**What is needed:** Output all of the records exactly as written.

**Exercise material:**
+-------+
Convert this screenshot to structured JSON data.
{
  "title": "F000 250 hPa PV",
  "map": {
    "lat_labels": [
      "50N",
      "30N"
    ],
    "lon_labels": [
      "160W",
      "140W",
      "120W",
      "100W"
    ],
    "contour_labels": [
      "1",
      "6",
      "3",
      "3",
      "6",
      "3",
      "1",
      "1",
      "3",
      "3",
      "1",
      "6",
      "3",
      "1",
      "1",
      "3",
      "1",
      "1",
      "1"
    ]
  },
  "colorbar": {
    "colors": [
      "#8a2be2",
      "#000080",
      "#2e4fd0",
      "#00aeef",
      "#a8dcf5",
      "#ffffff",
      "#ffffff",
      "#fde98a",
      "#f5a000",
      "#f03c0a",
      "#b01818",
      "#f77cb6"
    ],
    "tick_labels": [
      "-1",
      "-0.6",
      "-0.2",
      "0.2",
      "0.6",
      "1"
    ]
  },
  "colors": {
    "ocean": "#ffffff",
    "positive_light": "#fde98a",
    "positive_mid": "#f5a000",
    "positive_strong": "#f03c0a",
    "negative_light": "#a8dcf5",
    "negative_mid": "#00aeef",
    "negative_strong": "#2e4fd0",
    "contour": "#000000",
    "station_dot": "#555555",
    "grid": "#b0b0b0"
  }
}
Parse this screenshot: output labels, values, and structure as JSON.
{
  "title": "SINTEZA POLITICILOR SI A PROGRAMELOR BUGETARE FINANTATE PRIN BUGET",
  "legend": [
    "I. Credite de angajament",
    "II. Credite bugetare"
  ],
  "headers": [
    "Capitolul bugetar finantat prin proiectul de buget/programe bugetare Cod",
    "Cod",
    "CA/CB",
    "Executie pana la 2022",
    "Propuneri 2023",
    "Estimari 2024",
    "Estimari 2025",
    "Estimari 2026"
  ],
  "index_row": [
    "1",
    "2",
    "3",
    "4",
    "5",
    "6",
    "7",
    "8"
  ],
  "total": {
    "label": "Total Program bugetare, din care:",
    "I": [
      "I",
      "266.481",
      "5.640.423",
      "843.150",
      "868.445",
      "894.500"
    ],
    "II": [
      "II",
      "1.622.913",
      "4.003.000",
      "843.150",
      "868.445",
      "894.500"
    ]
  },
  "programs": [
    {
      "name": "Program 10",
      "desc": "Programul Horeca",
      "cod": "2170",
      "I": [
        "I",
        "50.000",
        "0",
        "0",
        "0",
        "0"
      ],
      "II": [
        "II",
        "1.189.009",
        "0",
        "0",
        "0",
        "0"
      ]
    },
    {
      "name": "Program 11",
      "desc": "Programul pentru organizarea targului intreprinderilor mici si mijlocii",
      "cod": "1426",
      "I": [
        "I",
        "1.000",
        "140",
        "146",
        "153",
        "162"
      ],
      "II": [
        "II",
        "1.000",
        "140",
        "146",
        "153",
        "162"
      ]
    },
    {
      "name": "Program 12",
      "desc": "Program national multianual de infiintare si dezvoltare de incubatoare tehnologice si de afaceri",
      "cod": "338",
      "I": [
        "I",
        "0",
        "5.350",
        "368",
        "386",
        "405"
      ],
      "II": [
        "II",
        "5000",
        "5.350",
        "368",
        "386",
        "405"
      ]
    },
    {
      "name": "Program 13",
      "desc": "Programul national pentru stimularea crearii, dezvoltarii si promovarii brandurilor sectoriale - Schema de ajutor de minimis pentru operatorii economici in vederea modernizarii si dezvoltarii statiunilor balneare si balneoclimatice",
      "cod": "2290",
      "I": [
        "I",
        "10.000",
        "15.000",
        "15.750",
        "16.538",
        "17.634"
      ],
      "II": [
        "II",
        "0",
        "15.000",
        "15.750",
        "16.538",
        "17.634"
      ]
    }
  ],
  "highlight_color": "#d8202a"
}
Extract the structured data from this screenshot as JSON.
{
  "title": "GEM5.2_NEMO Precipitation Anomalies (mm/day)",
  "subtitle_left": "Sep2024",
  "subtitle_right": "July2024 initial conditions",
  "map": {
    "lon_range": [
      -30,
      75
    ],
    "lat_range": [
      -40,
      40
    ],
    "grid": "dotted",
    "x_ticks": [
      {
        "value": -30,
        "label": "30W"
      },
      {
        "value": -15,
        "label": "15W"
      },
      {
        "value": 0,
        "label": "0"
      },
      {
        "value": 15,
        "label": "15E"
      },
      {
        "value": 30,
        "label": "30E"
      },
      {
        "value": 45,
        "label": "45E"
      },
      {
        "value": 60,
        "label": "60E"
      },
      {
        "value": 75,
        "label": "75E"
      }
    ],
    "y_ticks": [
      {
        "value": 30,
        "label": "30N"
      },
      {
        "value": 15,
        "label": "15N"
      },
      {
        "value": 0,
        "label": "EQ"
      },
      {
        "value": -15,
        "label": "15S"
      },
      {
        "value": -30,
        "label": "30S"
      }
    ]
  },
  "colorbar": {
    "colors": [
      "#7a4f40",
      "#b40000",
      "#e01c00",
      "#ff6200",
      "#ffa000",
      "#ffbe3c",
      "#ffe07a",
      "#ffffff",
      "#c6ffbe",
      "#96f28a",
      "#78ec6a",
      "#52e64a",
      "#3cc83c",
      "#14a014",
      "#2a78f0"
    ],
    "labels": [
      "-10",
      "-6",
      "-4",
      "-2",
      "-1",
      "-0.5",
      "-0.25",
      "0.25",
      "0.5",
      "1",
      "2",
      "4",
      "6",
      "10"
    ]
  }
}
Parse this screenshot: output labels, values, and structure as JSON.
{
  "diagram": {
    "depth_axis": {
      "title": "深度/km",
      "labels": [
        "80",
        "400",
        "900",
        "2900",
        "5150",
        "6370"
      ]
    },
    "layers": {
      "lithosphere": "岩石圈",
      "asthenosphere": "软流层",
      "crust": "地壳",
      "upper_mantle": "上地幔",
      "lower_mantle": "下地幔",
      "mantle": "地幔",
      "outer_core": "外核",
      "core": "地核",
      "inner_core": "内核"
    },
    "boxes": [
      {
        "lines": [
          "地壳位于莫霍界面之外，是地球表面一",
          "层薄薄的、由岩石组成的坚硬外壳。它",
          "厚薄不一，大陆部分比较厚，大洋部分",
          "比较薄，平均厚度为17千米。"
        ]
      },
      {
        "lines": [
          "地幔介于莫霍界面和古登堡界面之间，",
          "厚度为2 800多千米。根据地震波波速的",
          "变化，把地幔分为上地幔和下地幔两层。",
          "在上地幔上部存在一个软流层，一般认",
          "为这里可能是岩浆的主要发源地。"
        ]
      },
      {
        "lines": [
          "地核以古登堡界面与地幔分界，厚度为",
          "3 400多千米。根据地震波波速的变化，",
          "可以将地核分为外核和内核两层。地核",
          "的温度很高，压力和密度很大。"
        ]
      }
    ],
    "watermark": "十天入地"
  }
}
+-------+
**Problem solution:**
Convert this screenshot to structured JSON data.
{
  "title": "F000 250 hPa PV",
  "map": {
    "lat_labels": [
      "50N",
      "30N"
    ],
    "lon_labels": [
      "160W",
      "140W",
      "120W",
      "100W"
    ],
    "contour_labels": [
      "1",
      "6",
      "3",
      "3",
      "6",
      "3",
      "1",
      "1",
      "3",
      "3",
      "1",
      "6",
      "3",
      "1",
      "1",
      "3",
      "1",
      "1",
      "1"
    ]
  },
  "colorbar": {
    "colors": [
      "#8a2be2",
      "#000080",
      "#2e4fd0",
      "#00aeef",
      "#a8dcf5",
      "#ffffff",
      "#ffffff",
      "#fde98a",
      "#f5a000",
      "#f03c0a",
      "#b01818",
      "#f77cb6"
    ],
    "tick_labels": [
      "-1",
      "-0.6",
      "-0.2",
      "0.2",
      "0.6",
      "1"
    ]
  },
  "colors": {
    "ocean": "#ffffff",
    "positive_light": "#fde98a",
    "positive_mid": "#f5a000",
    "positive_strong": "#f03c0a",
    "negative_light": "#a8dcf5",
    "negative_mid": "#00aeef",
    "negative_strong": "#2e4fd0",
    "contour": "#000000",
    "station_dot": "#555555",
    "grid": "#b0b0b0"
  }
}
Parse this screenshot: output labels, values, and structure as JSON.
{
  "title": "SINTEZA POLITICILOR SI A PROGRAMELOR BUGETARE FINANTATE PRIN BUGET",
  "legend": [
    "I. Credite de angajament",
    "II. Credite bugetare"
  ],
  "headers": [
    "Capitolul bugetar finantat prin proiectul de buget/programe bugetare Cod",
    "Cod",
    "CA/CB",
    "Executie pana la 2022",
    "Propuneri 2023",
    "Estimari 2024",
    "Estimari 2025",
    "Estimari 2026"
  ],
  "index_row": [
    "1",
    "2",
    "3",
    "4",
    "5",
    "6",
    "7",
    "8"
  ],
  "total": {
    "label": "Total Program bugetare, din care:",
    "I": [
      "I",
      "266.481",
      "5.640.423",
      "843.150",
      "868.445",
      "894.500"
    ],
    "II": [
      "II",
      "1.622.913",
      "4.003.000",
      "843.150",
      "868.445",
      "894.500"
    ]
  },
  "programs": [
    {
      "name": "Program 10",
      "desc": "Programul Horeca",
      "cod": "2170",
      "I": [
        "I",
        "50.000",
        "0",
        "0",
        "0",
        "0"
      ],
      "II": [
        "II",
        "1.189.009",
        "0",
        "0",
        "0",
        "0"
      ]
    },
    {
      "name": "Program 11",
      "desc": "Programul pentru organizarea targului intreprinderilor mici si mijlocii",
      "cod": "1426",
      "I": [
        "I",
        "1.000",
        "140",
        "146",
        "153",
        "162"
      ],
      "II": [
        "II",
        "1.000",
        "140",
        "146",
        "153",
        "162"
      ]
    },
    {
      "name": "Program 12",
      "desc": "Program national multianual de infiintare si dezvoltare de incubatoare tehnologice si de afaceri",
      "cod": "338",
      "I": [
        "I",
        "0",
        "5.350",
        "368",
        "386",
        "405"
      ],
      "II": [
        "II",
        "5000",
        "5.350",
        "368",
        "386",
        "405"
      ]
    },
    {
      "name": "Program 13",
      "desc": "Programul national pentru stimularea crearii, dezvoltarii si promovarii brandurilor sectoriale - Schema de ajutor de minimis pentru operatorii economici in vederea modernizarii si dezvoltarii statiunilor balneare si balneoclimatice",
      "cod": "2290",
      "I": [
        "I",
        "10.000",
        "15.000",
        "15.750",
        "16.538",
        "17.634"
      ],
      "II": [
        "II",
        "0",
        "15.000",
        "15.750",
        "16.538",
        "17.634"
      ]
    }
  ],
  "highlight_color": "#d8202a"
}
Extract the structured data from this screenshot as JSON.
{
  "title": "GEM5.2_NEMO Precipitation Anomalies (mm/day)",
  "subtitle_left": "Sep2024",
  "subtitle_right": "July2024 initial conditions",
  "map": {
    "lon_range": [
      -30,
      75
    ],
    "lat_range": [
      -40,
      40
    ],
    "grid": "dotted",
    "x_ticks": [
      {
        "value": -30,
        "label": "30W"
      },
      {
        "value": -15,
        "label": "15W"
      },
      {
        "value": 0,
        "label": "0"
      },
      {
        "value": 15,
        "label": "15E"
      },
      {
        "value": 30,
        "label": "30E"
      },
      {
        "value": 45,
        "label": "45E"
      },
      {
        "value": 60,
        "label": "60E"
      },
      {
        "value": 75,
        "label": "75E"
      }
    ],
    "y_ticks": [
      {
        "value": 30,
        "label": "30N"
      },
      {
        "value": 15,
        "label": "15N"
      },
      {
        "value": 0,
        "label": "EQ"
      },
      {
        "value": -15,
        "label": "15S"
      },
      {
        "value": -30,
        "label": "30S"
      }
    ]
  },
  "colorbar": {
    "colors": [
      "#7a4f40",
      "#b40000",
      "#e01c00",
      "#ff6200",
      "#ffa000",
      "#ffbe3c",
      "#ffe07a",
      "#ffffff",
      "#c6ffbe",
      "#96f28a",
      "#78ec6a",
      "#52e64a",
      "#3cc83c",
      "#14a014",
      "#2a78f0"
    ],
    "labels": [
      "-10",
      "-6",
      "-4",
      "-2",
      "-1",
      "-0.5",
      "-0.25",
      "0.25",
      "0.5",
      "1",
      "2",
      "4",
      "6",
      "10"
    ]
  }
}
Parse this screenshot: output labels, values, and structure as JSON.
{
  "diagram": {
    "depth_axis": {
      "title": "深度/km",
      "labels": [
        "80",
        "400",
        "900",
        "2900",
        "5150",
        "6370"
      ]
    },
    "layers": {
      "lithosphere": "岩石圈",
      "asthenosphere": "软流层",
      "crust": "地壳",
      "upper_mantle": "上地幔",
      "lower_mantle": "下地幔",
      "mantle": "地幔",
      "outer_core": "外核",
      "core": "地核",
      "inner_core": "内核"
    },
    "boxes": [
      {
        "lines": [
          "地壳位于莫霍界面之外，是地球表面一",
          "层薄薄的、由岩石组成的坚硬外壳。它",
          "厚薄不一，大陆部分比较厚，大洋部分",
          "比较薄，平均厚度为17千米。"
        ]
      },
      {
        "lines": [
          "地幔介于莫霍界面和古登堡界面之间，",
          "厚度为2 800多千米。根据地震波波速的",
          "变化，把地幔分为上地幔和下地幔两层。",
          "在上地幔上部存在一个软流层，一般认",
          "为这里可能是岩浆的主要发源地。"
        ]
      },
      {
        "lines": [
          "地核以古登堡界面与地幔分界，厚度为",
          "3 400多千米。根据地震波波速的变化，",
          "可以将地核分为外核和内核两层。地核",
          "的温度很高，压力和密度很大。"
        ]
      }
    ],
    "watermark": "十天入地"
  }
}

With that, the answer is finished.